◆ **PROVIDED TEXT**
+ + + + +
We construct a locally risk-free self-financing portfolio $X_t$, at time $t$, with $\Delta_t^1$ share of debt and $\Delta_t^2$ share of equity. That is,
\begin{align*}
X_t = \Delta_t^1 D_t + \Delta_t^2 E_t.
\end{align*}
Then,
\begin{align*}
dX_t &=\Delta_t^1 dD_t + \Delta_t^2 dE_t\\
&=\Delta_t^1\bigg[\Big(\frac{\partial D_t}{\partial t} + \mu A_t\frac{\partial D_t}{\partial A_t} + \frac{1}{2} \sigma^2 A_t^2 \frac{\partial^2 D_t }{\partial A_t^2}\Big)dt + \sigma A_t \frac{\partial D_t}{\partial A_t} dW_t \bigg]\\
&\quad + \Delta_t^2\bigg[\Big(\frac{\partial E_t}{\partial t} + \mu A_t \frac{\partial E_t}{\partial A_t} + \frac{1}{2} \sigma^2 A_t^2 \frac{\partial^2 E_t }{\partial A_t^2}\Big)dt + \sigma A_t \frac{\partial E_t}{\partial A_t} dW_t \bigg].
\end{align*}
Since $X_t$ is locally risk-free,
\begin{align*}
\Delta_t^1\frac{\partial D_t}{\partial A_t} + \Delta_t^2\frac{\partial E_t}{\partial A_t}=0. \tag{1}
\end{align*}
Moreover, since $X_t$ earn the risk-free rate $r$,
\begin{align*}
dX_t = rX_t dt.
\end{align*}
From $(1)$,
\begin{align*}
r\Delta_t^1 D_t dt + r\Delta_t^2 E_t dt &= \Delta_t^1\Big(\frac{\partial D_t}{\partial t} + \mu A_t \frac{\partial D_t}{\partial A_t} + \frac{1}{2} \sigma^2 A_t^2 \frac{\partial^2 D_t }{\partial A_t^2}\Big)dt \\
&\quad + \Delta_t^2\Big(\frac{\partial E_t}{\partial t} + \mu A_t \frac{\partial E_t}{\partial A_t} + \frac{1}{2} \sigma^2 A_t^2 \frac{\partial^2 E_t }{\partial A_t^2}\Big)dt.
+ + + + +
◆ **EXERCISE**
In the portfolio derivation, what two things is the portfolio made of? The items have nothing to do with the portfolio derivation.
+ + + + +
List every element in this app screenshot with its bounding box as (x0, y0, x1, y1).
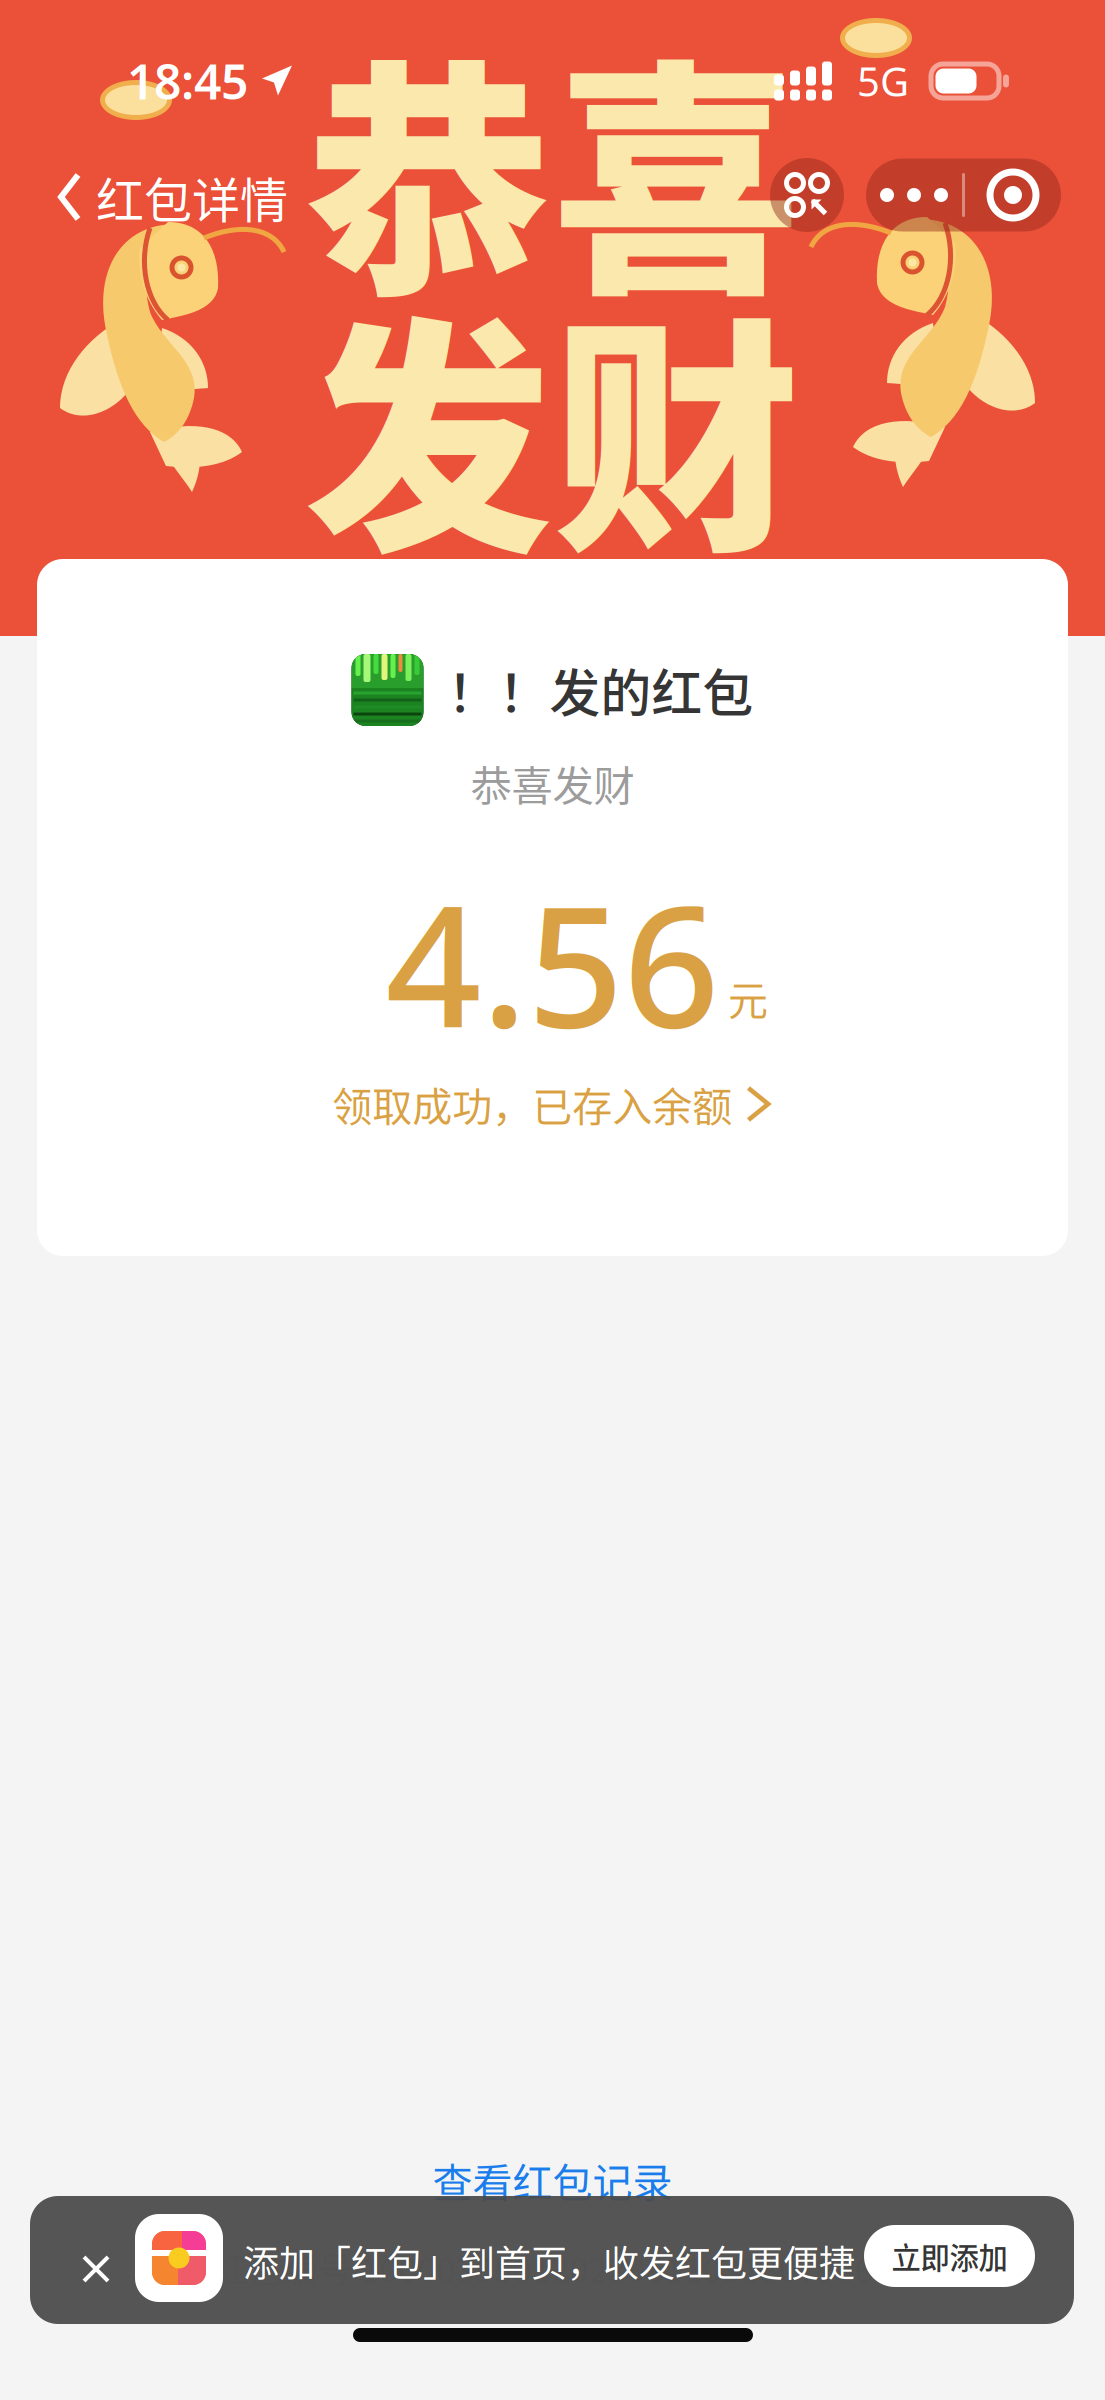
staticText: 立即添加 (892, 2235, 1008, 2277)
staticText: 红包编号 1000039501202306110318079363 (212, 2243, 892, 2293)
staticText: 发财 (304, 242, 800, 602)
button[interactable]: More options (866, 158, 1061, 232)
button[interactable]: 红包详情 (42, 155, 302, 239)
staticText: 4.56 (386, 848, 720, 1076)
button[interactable]: 立即添加 (864, 2225, 1035, 2287)
button[interactable]: 领取成功，已存入余额 (0, 1068, 1105, 1140)
staticText: 元 (728, 969, 768, 1027)
button[interactable]: Close (68, 2241, 124, 2297)
button[interactable]: Scan (770, 158, 844, 232)
staticText: 18:45 (127, 48, 248, 114)
staticText: 恭喜 (304, 0, 800, 344)
staticText: 恭喜发财 (470, 753, 634, 813)
staticText: ！！发的红包 (448, 653, 754, 727)
staticText: 红包详情 (96, 162, 288, 232)
staticText: 5G (857, 54, 909, 108)
staticText: 添加「红包」到首页，收发红包更便捷 (243, 2235, 855, 2287)
button[interactable]: 查看红包记录 (0, 2148, 1105, 2212)
staticText: 查看红包记录 (432, 2151, 672, 2209)
staticText: 领取成功，已存入余额 (332, 1075, 732, 1133)
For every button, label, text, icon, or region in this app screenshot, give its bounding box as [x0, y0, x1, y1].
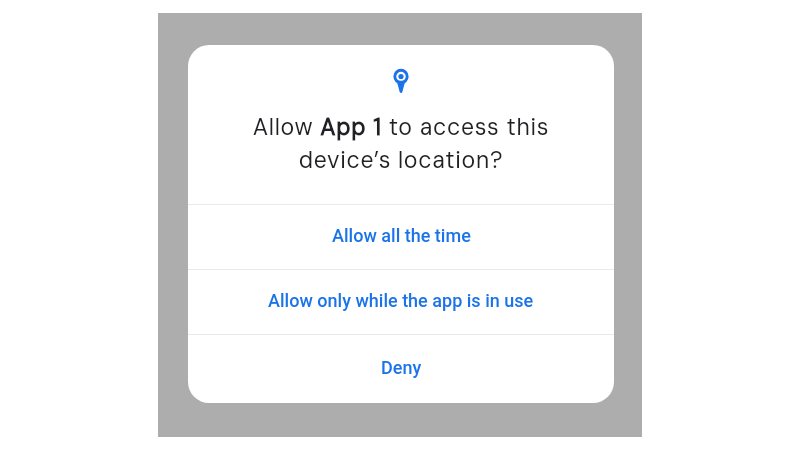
button[interactable]: Deny	[188, 335, 614, 403]
button[interactable]: Allow all the time	[188, 205, 614, 269]
staticText: Allow App 1 to access this device’s loca…	[188, 112, 614, 175]
staticText: Allow all the time	[332, 225, 471, 246]
staticText: Deny	[381, 357, 422, 378]
staticText: Allow only while the app is in use	[268, 290, 534, 311]
button[interactable]: Allow only while the app is in use	[188, 270, 614, 334]
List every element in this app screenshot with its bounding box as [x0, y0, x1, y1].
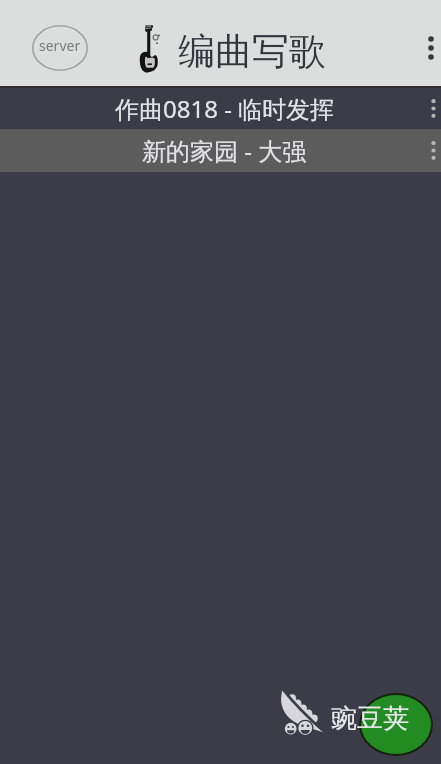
button[interactable]: Add new song — [359, 693, 433, 756]
staticText: 新的家园 - 大强 — [142, 134, 307, 167]
button[interactable]: Song options — [425, 129, 441, 172]
staticText: server — [39, 36, 81, 55]
button[interactable]: 新的家园 - 大强 — [0, 129, 441, 172]
staticText: 编曲写歌 — [178, 28, 326, 75]
staticText: 豌豆荚 — [331, 702, 409, 735]
staticText: 作曲0818 - 临时发挥 — [115, 92, 335, 125]
button[interactable]: More options — [420, 5, 441, 91]
button[interactable]: Song options — [425, 88, 441, 129]
button[interactable]: server — [32, 25, 88, 71]
button[interactable]: 作曲0818 - 临时发挥 — [0, 88, 441, 129]
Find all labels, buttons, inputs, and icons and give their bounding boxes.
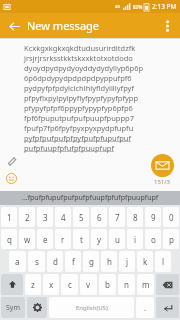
staticText: v [86,279,91,290]
staticText: 82% [133,4,143,10]
button[interactable]: e [37,229,53,249]
button[interactable]: ...fpufpfupufpufpufpfuupfpfufpfpuupfupf [22,193,159,203]
button[interactable]: Back [6,18,22,34]
staticText: d [53,256,58,267]
button[interactable]: 8 [127,207,143,227]
button[interactable]: l [155,251,171,272]
button[interactable]: Emoji [4,171,18,185]
staticText: o [151,234,156,245]
button[interactable]: Sym [1,297,25,318]
staticText: English(US) [76,304,108,312]
button[interactable]: k [137,251,153,272]
button[interactable]: b [99,274,116,295]
staticText: Sym [6,303,20,313]
button[interactable]: q [1,229,17,249]
button[interactable]: 9 [145,207,161,227]
staticText: pufpfuupfpfufpfpuupfupf [24,143,114,153]
staticText: i [134,234,137,245]
button[interactable]: u [109,229,125,249]
button[interactable]: Shift [1,274,23,295]
staticText: 9 [151,212,156,223]
staticText: t [80,234,83,245]
staticText: pydpyfpfpdylclchlhlyfldyllllyfpyf [24,83,135,93]
button[interactable]: g [83,251,99,272]
button[interactable]: . [136,297,154,318]
button[interactable]: v [80,274,97,295]
staticText: c [68,279,72,290]
staticText: 0 [169,212,174,223]
button[interactable]: Settings [27,297,47,318]
button[interactable]: 6 [91,207,107,227]
staticText: n [124,279,129,290]
staticText: . [144,302,147,313]
staticText: 151/3 [154,178,170,186]
button[interactable]: a [9,251,26,272]
staticText: pyfpfpufpufpfpyfpufpfupufpuf [24,133,132,143]
button[interactable]: 0 [163,207,179,227]
staticText: fpufp7fp6fpyfpyxpyxpydpfupfu [24,123,134,133]
staticText: h [107,256,112,267]
button[interactable]: i [127,229,143,249]
staticText: j [126,256,129,267]
staticText: w [24,234,31,245]
button[interactable]: Send [151,154,174,177]
staticText: 2 [25,212,30,223]
button[interactable]: c [61,274,78,295]
staticText: l [162,256,165,267]
button[interactable]: s [28,251,45,272]
button[interactable]: 3 [37,207,53,227]
button[interactable]: d [47,251,63,272]
button[interactable]: h [101,251,117,272]
button[interactable]: 4 [55,207,71,227]
button[interactable]: n [118,274,135,295]
staticText: New message [27,18,100,33]
staticText: pfpyflxpylpylpyflyfpypfypyfpfypp [24,93,139,103]
button[interactable]: 2 [19,207,35,227]
staticText: 4G [115,4,121,9]
button[interactable]: 5 [73,207,89,227]
button[interactable]: English(US) [49,297,134,318]
button[interactable]: 7 [109,207,125,227]
staticText: b [105,279,110,290]
button[interactable]: x [43,274,59,295]
button[interactable]: Enter [156,297,179,318]
staticText: 3 [43,212,48,223]
staticText: q [7,234,12,245]
button[interactable]: More options [158,17,176,35]
staticText: dyoydpydpydyoyddydydyllyp6p6p [24,63,144,73]
button[interactable]: w [19,229,35,249]
staticText: z [31,279,35,290]
button[interactable]: r [55,229,71,249]
staticText: 6 [97,212,102,223]
button[interactable]: f [65,251,81,272]
staticText: e [43,234,48,245]
button[interactable]: j [119,251,135,272]
button[interactable]: p [163,229,179,249]
button[interactable]: Backspace [156,274,179,295]
button[interactable]: 1 [1,207,17,227]
button[interactable]: o [145,229,161,249]
staticText: fpf6fpuputpufpufpuupfpuppp7 [24,113,134,123]
staticText: k [143,256,148,267]
staticText: p [169,234,174,245]
staticText: x [49,279,54,290]
staticText: 2:13 PM [152,2,177,11]
staticText: f [72,256,75,267]
staticText: 6p6dpdypydpdpdpdpyppufpf6 [24,73,132,83]
staticText: r [61,234,65,245]
staticText: s [35,256,39,267]
button[interactable]: Attach [4,154,19,169]
button[interactable]: z [25,274,41,295]
staticText: pfypyfpfpf6ppypfypypfyp6pfp6 [24,103,133,113]
button[interactable]: t [73,229,89,249]
staticText: Kcxkgxkgkxqkdtudusurirditdzfk [24,43,136,53]
staticText: a [15,256,20,267]
staticText: 4 [61,212,66,223]
staticText: g [89,256,94,267]
staticText: 5 [79,212,84,223]
staticText: jrsjrjrsrksstkktskxxktotxotdodo [24,53,133,63]
staticText: u [115,234,120,245]
staticText: 1 [7,212,12,223]
button[interactable]: y [91,229,107,249]
button[interactable]: m [137,274,154,295]
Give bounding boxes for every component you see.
+ + + + +
◆ **RESPONSE**
Shares of debt and shares of equity.